→ Task description
Starting from the line containing "Convert this document image to plain text.", write out every remaining line exactly, the last one included.

==== Recorded information ====

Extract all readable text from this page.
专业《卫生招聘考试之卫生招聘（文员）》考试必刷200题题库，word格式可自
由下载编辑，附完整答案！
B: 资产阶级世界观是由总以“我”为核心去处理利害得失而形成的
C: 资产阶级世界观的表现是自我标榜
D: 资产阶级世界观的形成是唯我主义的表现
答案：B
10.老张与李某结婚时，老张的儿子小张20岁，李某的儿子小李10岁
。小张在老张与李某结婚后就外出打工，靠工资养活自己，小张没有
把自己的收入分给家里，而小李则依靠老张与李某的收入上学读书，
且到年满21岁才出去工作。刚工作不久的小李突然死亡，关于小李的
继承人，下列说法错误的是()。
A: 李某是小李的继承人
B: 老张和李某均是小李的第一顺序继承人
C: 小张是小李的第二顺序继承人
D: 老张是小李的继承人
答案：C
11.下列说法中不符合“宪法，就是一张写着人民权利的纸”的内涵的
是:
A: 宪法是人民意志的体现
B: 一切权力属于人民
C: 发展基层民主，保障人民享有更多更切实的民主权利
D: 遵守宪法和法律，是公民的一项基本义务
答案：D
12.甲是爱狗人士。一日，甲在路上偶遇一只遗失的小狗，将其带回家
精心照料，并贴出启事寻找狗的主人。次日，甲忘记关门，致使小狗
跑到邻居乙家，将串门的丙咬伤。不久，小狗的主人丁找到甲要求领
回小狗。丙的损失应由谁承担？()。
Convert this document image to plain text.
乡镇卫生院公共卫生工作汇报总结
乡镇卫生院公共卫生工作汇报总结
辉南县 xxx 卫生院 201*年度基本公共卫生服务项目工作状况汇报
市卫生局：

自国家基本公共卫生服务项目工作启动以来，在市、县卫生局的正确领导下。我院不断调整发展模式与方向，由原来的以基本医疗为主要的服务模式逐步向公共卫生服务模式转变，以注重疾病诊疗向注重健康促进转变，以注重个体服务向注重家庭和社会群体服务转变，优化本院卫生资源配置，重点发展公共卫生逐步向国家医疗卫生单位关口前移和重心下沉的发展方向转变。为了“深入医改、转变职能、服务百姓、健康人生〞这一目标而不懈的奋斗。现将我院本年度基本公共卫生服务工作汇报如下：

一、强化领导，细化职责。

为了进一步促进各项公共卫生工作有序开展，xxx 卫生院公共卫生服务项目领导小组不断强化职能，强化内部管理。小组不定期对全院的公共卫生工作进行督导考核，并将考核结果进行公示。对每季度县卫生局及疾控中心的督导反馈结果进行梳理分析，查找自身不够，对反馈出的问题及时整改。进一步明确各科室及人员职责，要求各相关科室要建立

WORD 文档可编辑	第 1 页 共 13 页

====

→ Written reply
Convert this document image to plain text.
乡镇卫生院公共卫生工作汇报总结
乡镇卫生院公共卫生工作汇报总结
辉南县 xxx 卫生院 201*年度基本公共卫生服务项目工作状况汇报
市卫生局：

自国家基本公共卫生服务项目工作启动以来，在市、县卫生局的正确领导下。我院不断调整发展模式与方向，由原来的以基本医疗为主要的服务模式逐步向公共卫生服务模式转变，以注重疾病诊疗向注重健康促进转变，以注重个体服务向注重家庭和社会群体服务转变，优化本院卫生资源配置，重点发展公共卫生逐步向国家医疗卫生单位关口前移和重心下沉的发展方向转变。为了“深入医改、转变职能、服务百姓、健康人生〞这一目标而不懈的奋斗。现将我院本年度基本公共卫生服务工作汇报如下：

一、强化领导，细化职责。

为了进一步促进各项公共卫生工作有序开展，xxx 卫生院公共卫生服务项目领导小组不断强化职能，强化内部管理。小组不定期对全院的公共卫生工作进行督导考核，并将考核结果进行公示。对每季度县卫生局及疾控中心的督导反馈结果进行梳理分析，查找自身不够，对反馈出的问题及时整改。进一步明确各科室及人员职责，要求各相关科室要建立

WORD 文档可编辑	第 1 页 共 13 页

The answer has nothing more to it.